▶ [Exercise task 1]
Copy out the entire post on SaaS economics and the partner channel exactly.

How SaaS Economics are Changing the Partner Channel
September 10, 2015
9 minute read
It’s a critical time for many channel partners. The emergence of software as a service (SaaS)–and its inherent subscription-based pricing model–has led to numerous challenges, but also massive opportunity.
When the cloud first began gaining steam there were audible concerns from partners everywhere. Where will the channel fit now? What role will it play? Is there even a need for partners?
The partner channel has always played a significant role for software vendors. The cloud hasn’t changed that. But channel partners need to prepare their businesses for a new reality.
Cloud office systems (Google Apps and Office 365) along with other cloud applications like Salesforce and Box give a generation of workers advantages that were unimaginable just decades ago. Not only has the cloud had an unprecedented effect on the way we work, it’s also changed the way businesses procure products as well as how vendors and customers interact with partners.
In this post, we’ll explore the following:
The Importance of Recurring Revenue
The Impact of Churn
How Partners Can Help Prevent Churn
The Value of Customer Success
The Opportunities and Challenges for Partners
Meeting the Evolving Expectations of the Customer
The Importance of Recurring Revenue
Subscription-based pricing models stand in stark contrast to traditional license models. Customers now expect to pay in smaller increments throughout their usage of the product rather than ante up for a large one-time payment. And as the market shifts more towards SaaS business models, many in the channel are seeing revenue streams they’ve relied on for years begin to flow in new directions.

▶ [Input]
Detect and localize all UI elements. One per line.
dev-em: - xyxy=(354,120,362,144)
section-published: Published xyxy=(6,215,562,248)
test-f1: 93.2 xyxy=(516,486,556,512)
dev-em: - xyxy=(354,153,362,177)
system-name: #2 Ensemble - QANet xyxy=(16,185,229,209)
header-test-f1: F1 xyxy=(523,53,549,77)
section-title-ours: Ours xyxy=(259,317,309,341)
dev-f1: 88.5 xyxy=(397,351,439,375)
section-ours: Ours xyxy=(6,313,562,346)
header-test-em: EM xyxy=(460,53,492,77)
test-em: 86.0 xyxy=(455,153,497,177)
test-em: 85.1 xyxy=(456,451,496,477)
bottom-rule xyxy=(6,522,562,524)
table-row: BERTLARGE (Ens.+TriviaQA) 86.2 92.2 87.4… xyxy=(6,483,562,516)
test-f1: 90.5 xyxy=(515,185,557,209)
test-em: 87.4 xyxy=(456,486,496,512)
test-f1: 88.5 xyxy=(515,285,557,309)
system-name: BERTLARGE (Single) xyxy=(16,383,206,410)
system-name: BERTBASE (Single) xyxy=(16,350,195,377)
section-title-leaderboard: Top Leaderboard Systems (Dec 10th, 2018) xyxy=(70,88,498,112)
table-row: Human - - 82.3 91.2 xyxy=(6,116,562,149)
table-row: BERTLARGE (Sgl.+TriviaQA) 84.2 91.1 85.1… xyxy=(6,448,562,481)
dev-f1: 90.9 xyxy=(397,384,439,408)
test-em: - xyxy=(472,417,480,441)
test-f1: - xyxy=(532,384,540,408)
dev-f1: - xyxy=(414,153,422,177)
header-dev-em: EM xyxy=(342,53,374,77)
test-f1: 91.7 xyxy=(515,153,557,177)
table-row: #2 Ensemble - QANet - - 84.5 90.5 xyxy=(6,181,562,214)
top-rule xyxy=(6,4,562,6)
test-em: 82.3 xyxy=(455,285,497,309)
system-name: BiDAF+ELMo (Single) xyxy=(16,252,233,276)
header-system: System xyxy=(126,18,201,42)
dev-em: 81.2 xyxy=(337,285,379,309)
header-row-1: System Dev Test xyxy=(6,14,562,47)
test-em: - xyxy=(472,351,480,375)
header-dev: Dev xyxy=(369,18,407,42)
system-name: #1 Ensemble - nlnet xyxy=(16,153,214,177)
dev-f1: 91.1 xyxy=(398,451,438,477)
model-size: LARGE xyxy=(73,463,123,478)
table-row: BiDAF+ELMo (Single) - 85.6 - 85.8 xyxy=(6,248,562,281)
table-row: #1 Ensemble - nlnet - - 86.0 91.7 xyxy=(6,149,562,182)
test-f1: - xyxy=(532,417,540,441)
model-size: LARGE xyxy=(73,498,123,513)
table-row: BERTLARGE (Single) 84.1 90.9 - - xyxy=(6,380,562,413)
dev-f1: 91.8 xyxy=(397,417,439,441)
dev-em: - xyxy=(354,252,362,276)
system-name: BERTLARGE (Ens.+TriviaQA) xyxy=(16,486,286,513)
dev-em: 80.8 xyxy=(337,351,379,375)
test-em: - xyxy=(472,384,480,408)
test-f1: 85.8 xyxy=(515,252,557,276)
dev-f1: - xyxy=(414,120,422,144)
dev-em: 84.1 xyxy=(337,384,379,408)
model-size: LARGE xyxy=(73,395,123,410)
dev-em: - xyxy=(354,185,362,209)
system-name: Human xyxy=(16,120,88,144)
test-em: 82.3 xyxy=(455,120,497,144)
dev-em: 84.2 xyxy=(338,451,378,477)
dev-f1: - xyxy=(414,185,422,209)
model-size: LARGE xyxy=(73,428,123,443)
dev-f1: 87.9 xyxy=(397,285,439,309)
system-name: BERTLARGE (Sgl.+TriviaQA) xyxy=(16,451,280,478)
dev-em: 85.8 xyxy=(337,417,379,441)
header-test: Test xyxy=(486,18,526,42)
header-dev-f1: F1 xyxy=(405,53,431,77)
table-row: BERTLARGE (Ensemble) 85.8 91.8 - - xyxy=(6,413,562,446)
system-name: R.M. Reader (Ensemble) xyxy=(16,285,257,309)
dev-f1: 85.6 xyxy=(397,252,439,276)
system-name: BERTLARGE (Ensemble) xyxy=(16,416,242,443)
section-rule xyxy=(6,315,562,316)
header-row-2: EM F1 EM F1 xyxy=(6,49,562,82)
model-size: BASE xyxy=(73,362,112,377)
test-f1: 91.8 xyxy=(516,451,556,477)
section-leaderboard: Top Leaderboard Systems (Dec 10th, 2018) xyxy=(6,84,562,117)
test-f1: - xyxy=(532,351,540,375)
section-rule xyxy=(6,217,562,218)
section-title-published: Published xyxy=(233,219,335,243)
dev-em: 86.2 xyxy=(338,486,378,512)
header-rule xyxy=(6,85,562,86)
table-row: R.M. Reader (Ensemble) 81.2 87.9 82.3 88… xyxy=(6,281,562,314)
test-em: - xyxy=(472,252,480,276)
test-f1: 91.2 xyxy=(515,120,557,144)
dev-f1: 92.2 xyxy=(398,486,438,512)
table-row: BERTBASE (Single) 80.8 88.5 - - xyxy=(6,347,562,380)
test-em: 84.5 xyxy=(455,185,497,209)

▶ [Exercise task 2]
Reproduce exactly the rows from the first line through the line holding "dev-em: - xyxy=(354,252,362,276)", both included.

▶ [Full solution 1]
How SaaS Economics are Changing the Partner Channel
September 10, 2015
9 minute read
It’s a critical time for many channel partners. The emergence of software as a service (SaaS)–and its inherent subscription-based pricing model–has led to numerous challenges, but also massive opportunity.
When the cloud first began gaining steam there were audible concerns from partners everywhere. Where will the channel fit now? What role will it play? Is there even a need for partners?
The partner channel has always played a significant role for software vendors. The cloud hasn’t changed that. But channel partners need to prepare their businesses for a new reality.
Cloud office systems (Google Apps and Office 365) along with other cloud applications like Salesforce and Box give a generation of workers advantages that were unimaginable just decades ago. Not only has the cloud had an unprecedented effect on the way we work, it’s also changed the way businesses procure products as well as how vendors and customers interact with partners.
In this post, we’ll explore the following:
The Importance of Recurring Revenue
The Impact of Churn
How Partners Can Help Prevent Churn
The Value of Customer Success
The Opportunities and Challenges for Partners
Meeting the Evolving Expectations of the Customer
The Importance of Recurring Revenue
Subscription-based pricing models stand in stark contrast to traditional license models. Customers now expect to pay in smaller increments throughout their usage of the product rather than ante up for a large one-time payment. And as the market shifts more towards SaaS business models, many in the channel are seeing revenue streams they’ve relied on for years begin to flow in new directions.

▶ [Full solution 2]
Detect and localize all UI elements. One per line.
dev-em: - xyxy=(354,120,362,144)
section-published: Published xyxy=(6,215,562,248)
test-f1: 93.2 xyxy=(516,486,556,512)
dev-em: - xyxy=(354,153,362,177)
system-name: #2 Ensemble - QANet xyxy=(16,185,229,209)
header-test-f1: F1 xyxy=(523,53,549,77)
section-title-ours: Ours xyxy=(259,317,309,341)
dev-f1: 88.5 xyxy=(397,351,439,375)
section-ours: Ours xyxy=(6,313,562,346)
header-test-em: EM xyxy=(460,53,492,77)
test-em: 86.0 xyxy=(455,153,497,177)
test-em: 85.1 xyxy=(456,451,496,477)
bottom-rule xyxy=(6,522,562,524)
table-row: BERTLARGE (Ens.+TriviaQA) 86.2 92.2 87.4… xyxy=(6,483,562,516)
test-f1: 90.5 xyxy=(515,185,557,209)
test-em: 87.4 xyxy=(456,486,496,512)
test-f1: 88.5 xyxy=(515,285,557,309)
system-name: BERTLARGE (Single) xyxy=(16,383,206,410)
system-name: BERTBASE (Single) xyxy=(16,350,195,377)
section-title-leaderboard: Top Leaderboard Systems (Dec 10th, 2018) xyxy=(70,88,498,112)
table-row: Human - - 82.3 91.2 xyxy=(6,116,562,149)
table-row: BERTLARGE (Sgl.+TriviaQA) 84.2 91.1 85.1… xyxy=(6,448,562,481)
dev-f1: 90.9 xyxy=(397,384,439,408)
test-em: - xyxy=(472,417,480,441)
test-f1: - xyxy=(532,384,540,408)
dev-f1: - xyxy=(414,153,422,177)
header-dev-em: EM xyxy=(342,53,374,77)
test-f1: 91.7 xyxy=(515,153,557,177)
table-row: #2 Ensemble - QANet - - 84.5 90.5 xyxy=(6,181,562,214)
top-rule xyxy=(6,4,562,6)
test-em: 82.3 xyxy=(455,285,497,309)
system-name: BiDAF+ELMo (Single) xyxy=(16,252,233,276)
header-system: System xyxy=(126,18,201,42)
dev-em: 81.2 xyxy=(337,285,379,309)
header-row-1: System Dev Test xyxy=(6,14,562,47)
test-em: - xyxy=(472,351,480,375)
header-dev: Dev xyxy=(369,18,407,42)
system-name: #1 Ensemble - nlnet xyxy=(16,153,214,177)
dev-f1: 91.1 xyxy=(398,451,438,477)
model-size: LARGE xyxy=(73,463,123,478)
table-row: BiDAF+ELMo (Single) - 85.6 - 85.8 xyxy=(6,248,562,281)
table-row: #1 Ensemble - nlnet - - 86.0 91.7 xyxy=(6,149,562,182)
test-f1: - xyxy=(532,417,540,441)
model-size: LARGE xyxy=(73,498,123,513)
table-row: BERTLARGE (Single) 84.1 90.9 - - xyxy=(6,380,562,413)
dev-f1: 91.8 xyxy=(397,417,439,441)
dev-em: - xyxy=(354,252,362,276)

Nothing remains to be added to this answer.